*** Opening of PROVIDED TEXT ***
Possible SGR-like bursts and X-ray brightening from the magnetar 1RXS J170849.0-400910
ATel #11871; George Younes (The George Washington University)
on 19 Jul 2018; 14:58 UT
Credential Certification: George Younes (gyounes@email.gwu.edu)
Subjects: X-ray, Gamma Ray, Neutron Star, Magnetar
Referred to by ATel #: 11873
Fermi GBM triggered on 2 bright SGR-like bursts on 2018 July 5th (GCN #22905). The two bursts were separated by 19 minutes, and locate to the same area in the sky, indicating a common origin. The 3 sigma contour of the first and brightest burst location encompass 2 known magnetars, CXOU J171405.7-381031 (Takuro et al. 2010) and 1RXS J170849.0-400910 (Israel et al. 1999). The latter is monitored by XRT with 1 observation every 20 days on average. We analyzed the first (and currently only) XRT observation of 1RXS J170849.0-400910 that is taken after the GBM triggers (obsID 00035318161, observation date 2018 July 17). We find an absorption corrected 0.5-10 keV flux of about (3.6\pm0.4)e-10 erg/s/cm2. This flux level is a factor 2 to 3 brighter than its historic flux (Campana et al. 2007, Scholz et al. 2014). We also analyzed three Swift XRT observations from the source taken prior to the 2 GBM bursts (obs IDs 00035318157, 00035318159, 00035318160), the last of which was taken on 2018 June 27. We fit all spectra simultaneously and find that the 3 observations prior to the GBM triggers are consistent with the same flux level of about (2.0\pm0.2)e-10 erg/s/cm2, 80% dimmer than the current value from the source. We conclude that the brightening in the magnetar 1RXS J170849.0-400910 is likely real and took place subsequent to June 27. Further, the brightening is accompanied by a marginal hardening of the spectrum.
*** Close of PROVIDED TEXT ***
*** Opening of EXTRACTED MATERIAL ***
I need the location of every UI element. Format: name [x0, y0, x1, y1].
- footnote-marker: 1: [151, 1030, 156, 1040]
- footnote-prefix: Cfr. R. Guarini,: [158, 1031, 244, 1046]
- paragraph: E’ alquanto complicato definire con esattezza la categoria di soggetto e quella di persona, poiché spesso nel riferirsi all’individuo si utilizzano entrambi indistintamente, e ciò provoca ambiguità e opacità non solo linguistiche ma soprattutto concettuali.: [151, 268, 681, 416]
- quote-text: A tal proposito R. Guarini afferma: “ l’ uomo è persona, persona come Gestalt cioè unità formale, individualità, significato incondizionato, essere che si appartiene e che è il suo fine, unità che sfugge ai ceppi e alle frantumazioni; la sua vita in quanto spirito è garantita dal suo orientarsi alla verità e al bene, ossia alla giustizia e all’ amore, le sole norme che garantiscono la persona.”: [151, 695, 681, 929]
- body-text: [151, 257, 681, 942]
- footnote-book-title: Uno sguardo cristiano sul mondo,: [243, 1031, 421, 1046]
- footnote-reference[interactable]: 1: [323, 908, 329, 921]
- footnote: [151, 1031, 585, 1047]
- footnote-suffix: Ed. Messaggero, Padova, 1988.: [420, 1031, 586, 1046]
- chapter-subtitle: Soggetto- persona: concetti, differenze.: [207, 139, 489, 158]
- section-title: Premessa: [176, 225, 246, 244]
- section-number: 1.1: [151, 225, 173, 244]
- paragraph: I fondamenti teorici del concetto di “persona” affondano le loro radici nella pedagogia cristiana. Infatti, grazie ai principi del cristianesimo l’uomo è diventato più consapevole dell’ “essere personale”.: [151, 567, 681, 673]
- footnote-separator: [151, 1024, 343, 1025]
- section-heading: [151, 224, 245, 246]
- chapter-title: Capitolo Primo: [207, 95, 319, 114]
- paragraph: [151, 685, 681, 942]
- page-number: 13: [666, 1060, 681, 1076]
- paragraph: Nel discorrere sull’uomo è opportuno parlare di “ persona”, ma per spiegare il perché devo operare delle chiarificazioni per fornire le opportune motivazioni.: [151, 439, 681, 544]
*** Close of EXTRACTED MATERIAL ***
◆ TASKS AND EXERCISES ◆
1. Using the magnetar burst report, decide whether each statement agrees with it. Answer yes or no and quote the exact words that settle each one. (a) The two bursts were separated by 19 minutes. (b) XRT monitors 1RXS J170849.0-400910 with one observation every 10 days on average. (c) The last Swift XRT observation taken before the bursts was on 2018 June 27.
2. Resume the magnetar burst report after its final sentence.

◆ SET OF ANSWERS ◆
1.
(a) Yes: "The two bursts were separated by 19 minutes"
(b) No: "monitored by XRT with 1 observation every 20 days on average"
(c) Yes: "the last of which was taken on 2018 June 27"

2.
Given the location of the 2 bursts in the sky and the contemporaneous detection of X-ray brightening from 1RXS J170849.0-400910, we conclude that these 2 events are likely associated. We note that such bright bursts, if indeed related to 1RXS J170849.0-400910, are detected from this magnetar for the first time (see also ATEL#10107).
We strongly encourage X-ray and multi-wavelength follow-up observations of the source to cover its first reported outburst.